:: RECORDS PROVIDED

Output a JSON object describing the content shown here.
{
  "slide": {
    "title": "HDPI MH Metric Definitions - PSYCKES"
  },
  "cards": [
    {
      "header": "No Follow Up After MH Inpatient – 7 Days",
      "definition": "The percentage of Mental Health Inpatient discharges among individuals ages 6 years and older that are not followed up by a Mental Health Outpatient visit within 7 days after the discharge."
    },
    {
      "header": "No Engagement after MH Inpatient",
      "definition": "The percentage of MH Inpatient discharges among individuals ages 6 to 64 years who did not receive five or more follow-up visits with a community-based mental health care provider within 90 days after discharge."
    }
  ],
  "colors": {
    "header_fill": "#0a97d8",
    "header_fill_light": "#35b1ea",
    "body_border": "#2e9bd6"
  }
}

::::

Give all the records again. Match them exactly.

Output a JSON object describing the content shown here.
{
  "slide": {
    "title": "HDPI MH Metric Definitions - PSYCKES"
  },
  "cards": [
    {
      "header": "No Follow Up After MH Inpatient – 7 Days",
      "definition": "The percentage of Mental Health Inpatient discharges among individuals ages 6 years and older that are not followed up by a Mental Health Outpatient visit within 7 days after the discharge."
    },
    {
      "header": "No Engagement after MH Inpatient",
      "definition": "The percentage of MH Inpatient discharges among individuals ages 6 to 64 years who did not receive five or more follow-up visits with a community-based mental health care provider within 90 days after discharge."
    }
  ],
  "colors": {
    "header_fill": "#0a97d8",
    "header_fill_light": "#35b1ea",
    "body_border": "#2e9bd6"
  }
}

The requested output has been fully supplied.